▶ [SUPPLIED RECORDS]:
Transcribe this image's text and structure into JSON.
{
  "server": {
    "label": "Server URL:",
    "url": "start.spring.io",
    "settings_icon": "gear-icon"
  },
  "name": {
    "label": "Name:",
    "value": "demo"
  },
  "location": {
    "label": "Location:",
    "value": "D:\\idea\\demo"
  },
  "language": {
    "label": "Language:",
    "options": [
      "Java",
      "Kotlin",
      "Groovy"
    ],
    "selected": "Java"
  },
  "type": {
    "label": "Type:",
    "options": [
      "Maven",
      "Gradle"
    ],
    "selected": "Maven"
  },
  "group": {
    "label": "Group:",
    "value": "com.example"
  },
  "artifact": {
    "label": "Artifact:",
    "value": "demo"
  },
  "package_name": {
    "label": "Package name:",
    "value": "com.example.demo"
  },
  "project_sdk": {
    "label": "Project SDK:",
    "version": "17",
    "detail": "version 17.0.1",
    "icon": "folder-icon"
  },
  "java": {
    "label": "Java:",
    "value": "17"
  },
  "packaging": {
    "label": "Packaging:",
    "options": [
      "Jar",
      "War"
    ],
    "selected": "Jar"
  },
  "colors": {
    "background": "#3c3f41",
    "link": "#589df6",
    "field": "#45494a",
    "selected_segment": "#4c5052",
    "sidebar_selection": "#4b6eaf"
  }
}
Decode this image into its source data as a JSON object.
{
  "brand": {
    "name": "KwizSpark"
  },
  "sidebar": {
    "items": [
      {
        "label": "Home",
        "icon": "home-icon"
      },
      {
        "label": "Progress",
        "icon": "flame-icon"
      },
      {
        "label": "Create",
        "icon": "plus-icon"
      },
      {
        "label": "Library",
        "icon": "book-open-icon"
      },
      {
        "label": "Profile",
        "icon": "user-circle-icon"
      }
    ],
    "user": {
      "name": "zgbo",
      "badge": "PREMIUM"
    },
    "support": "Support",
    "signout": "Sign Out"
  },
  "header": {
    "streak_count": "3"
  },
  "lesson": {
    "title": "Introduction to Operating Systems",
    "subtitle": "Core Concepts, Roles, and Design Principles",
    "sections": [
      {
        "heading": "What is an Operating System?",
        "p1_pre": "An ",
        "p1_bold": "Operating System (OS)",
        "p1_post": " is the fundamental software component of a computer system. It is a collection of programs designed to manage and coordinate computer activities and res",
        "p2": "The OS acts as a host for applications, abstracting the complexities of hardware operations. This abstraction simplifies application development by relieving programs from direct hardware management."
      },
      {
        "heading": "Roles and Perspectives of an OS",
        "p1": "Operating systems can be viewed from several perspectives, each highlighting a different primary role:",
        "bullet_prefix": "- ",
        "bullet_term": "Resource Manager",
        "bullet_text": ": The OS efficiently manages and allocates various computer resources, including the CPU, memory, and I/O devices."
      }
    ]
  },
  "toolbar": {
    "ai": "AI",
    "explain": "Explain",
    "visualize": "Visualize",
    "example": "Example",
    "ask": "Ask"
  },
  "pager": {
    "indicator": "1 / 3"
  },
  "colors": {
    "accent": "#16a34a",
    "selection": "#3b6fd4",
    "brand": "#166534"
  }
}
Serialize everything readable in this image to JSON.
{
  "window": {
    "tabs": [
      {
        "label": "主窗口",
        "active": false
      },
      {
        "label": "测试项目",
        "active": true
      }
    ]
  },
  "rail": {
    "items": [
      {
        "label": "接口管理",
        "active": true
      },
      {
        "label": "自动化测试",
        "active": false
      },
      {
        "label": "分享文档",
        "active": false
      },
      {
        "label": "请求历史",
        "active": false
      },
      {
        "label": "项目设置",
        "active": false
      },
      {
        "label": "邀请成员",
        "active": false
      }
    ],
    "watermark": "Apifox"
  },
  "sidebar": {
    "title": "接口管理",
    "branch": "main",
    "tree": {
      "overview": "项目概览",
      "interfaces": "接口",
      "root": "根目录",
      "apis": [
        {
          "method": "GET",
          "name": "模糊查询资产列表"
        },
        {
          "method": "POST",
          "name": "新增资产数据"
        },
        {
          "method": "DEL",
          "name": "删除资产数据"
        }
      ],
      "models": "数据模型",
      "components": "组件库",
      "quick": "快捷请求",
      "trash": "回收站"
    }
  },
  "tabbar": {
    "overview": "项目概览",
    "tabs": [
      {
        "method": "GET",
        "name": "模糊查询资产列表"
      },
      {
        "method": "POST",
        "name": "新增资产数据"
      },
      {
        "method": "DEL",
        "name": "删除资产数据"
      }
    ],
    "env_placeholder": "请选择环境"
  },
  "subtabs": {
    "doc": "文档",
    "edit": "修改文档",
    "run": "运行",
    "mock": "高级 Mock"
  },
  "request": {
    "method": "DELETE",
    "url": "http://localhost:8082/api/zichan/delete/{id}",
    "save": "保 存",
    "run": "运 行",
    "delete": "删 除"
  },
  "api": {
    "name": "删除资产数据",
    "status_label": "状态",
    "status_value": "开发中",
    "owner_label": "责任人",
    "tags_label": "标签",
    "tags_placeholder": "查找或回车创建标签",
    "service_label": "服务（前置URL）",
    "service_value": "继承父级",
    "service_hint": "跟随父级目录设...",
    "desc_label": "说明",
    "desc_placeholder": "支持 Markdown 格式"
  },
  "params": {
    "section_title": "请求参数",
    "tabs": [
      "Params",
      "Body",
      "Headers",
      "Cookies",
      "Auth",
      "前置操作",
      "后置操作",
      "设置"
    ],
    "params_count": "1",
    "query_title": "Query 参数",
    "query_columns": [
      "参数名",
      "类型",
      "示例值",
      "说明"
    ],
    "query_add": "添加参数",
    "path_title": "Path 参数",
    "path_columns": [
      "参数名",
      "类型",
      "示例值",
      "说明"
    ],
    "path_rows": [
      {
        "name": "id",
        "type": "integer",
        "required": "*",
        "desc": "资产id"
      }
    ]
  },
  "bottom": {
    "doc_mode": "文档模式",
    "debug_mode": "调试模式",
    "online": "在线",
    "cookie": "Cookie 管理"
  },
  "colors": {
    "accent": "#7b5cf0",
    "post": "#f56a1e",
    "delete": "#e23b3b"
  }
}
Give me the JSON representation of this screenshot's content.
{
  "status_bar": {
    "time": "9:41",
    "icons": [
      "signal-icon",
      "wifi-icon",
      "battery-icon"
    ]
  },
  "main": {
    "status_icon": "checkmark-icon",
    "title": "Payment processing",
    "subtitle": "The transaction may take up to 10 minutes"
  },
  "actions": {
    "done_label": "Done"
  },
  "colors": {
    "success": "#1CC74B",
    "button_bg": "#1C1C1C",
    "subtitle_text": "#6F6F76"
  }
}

▶ [TASK DESCRIPTION]:
Filter the data for the string "heading" and copy every line that has it.

▶ [SOLUTION TO THIS EXERCISE]:
        "heading": "What is an Operating System?",
        "heading": "Roles and Perspectives of an OS",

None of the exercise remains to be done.